- **Input for this task**:
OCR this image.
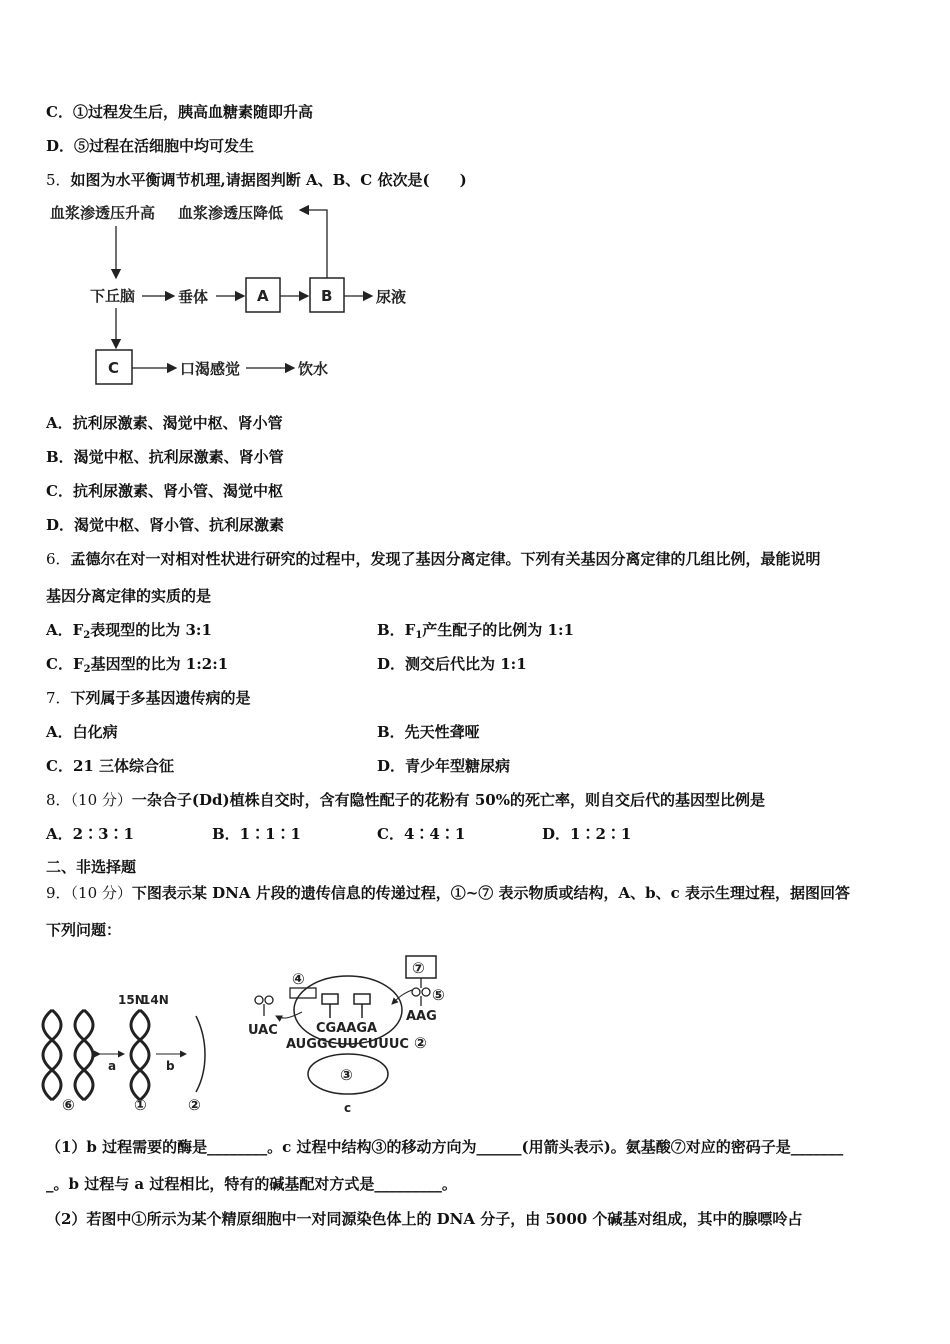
C．①过程发生后，胰高血糖素随即升高
D．⑤过程在活细胞中均可发生
5．如图为水平衡调节机理,请据图判断 A、B、C 依次是(　　)
血浆渗透压升高 血浆渗透压降低
下丘脑	垂体	A	B	尿液
C	口渴感觉	饮水
A．抗利尿激素、渴觉中枢、肾小管
B．渴觉中枢、抗利尿激素、肾小管
C．抗利尿激素、肾小管、渴觉中枢
D．渴觉中枢、肾小管、抗利尿激素
6．孟德尔在对一对相对性状进行研究的过程中，发现了基因分离定律。下列有关基因分离定律的几组比例，最能说明
基因分离定律的实质的是
A．$F_2$表现型的比为 3:1	B．$F_1$产生配子的比例为 1:1
C．$F_2$基因型的比为 1:2:1	D．测交后代比为 1:1
7．下列属于多基因遗传病的是
A．白化病	B．先天性聋哑
C．21 三体综合征	D．青少年型糖尿病
8．（10 分）一杂合子(Dd)植株自交时，含有隐性配子的花粉有 50%的死亡率，则自交后代的基因型比例是
A．2∶3∶1	B．1∶1∶1	C．4∶4∶1	D．1∶2∶1
二、非选择题
9．（10 分）下图表示某 DNA 片段的遗传信息的传递过程，①~⑦ 表示物质或结构，A、b、c 表示生理过程，据图回答
下列问题：
15N
14N
a	b
⑥	①	②
③
c
④
CGAAGA
AUGGCUUCUUUC ②
UAC
⑦
⑤
AAG
（1）b 过程需要的酶是________。c 过程中结构③的移动方向为______(用箭头表示)。氨基酸⑦对应的密码子是_______
_。b 过程与 a 过程相比，特有的碱基配对方式是_________。
（2）若图中①所示为某个精原细胞中一对同源染色体上的 DNA 分子，由 5000 个碱基对组成，其中的腺嘌呤占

- **Given task**: Show the lines that mention the word "抗利尿激素".

- **Task response**:
A．抗利尿激素、渴觉中枢、肾小管
B．渴觉中枢、抗利尿激素、肾小管
C．抗利尿激素、肾小管、渴觉中枢
D．渴觉中枢、肾小管、抗利尿激素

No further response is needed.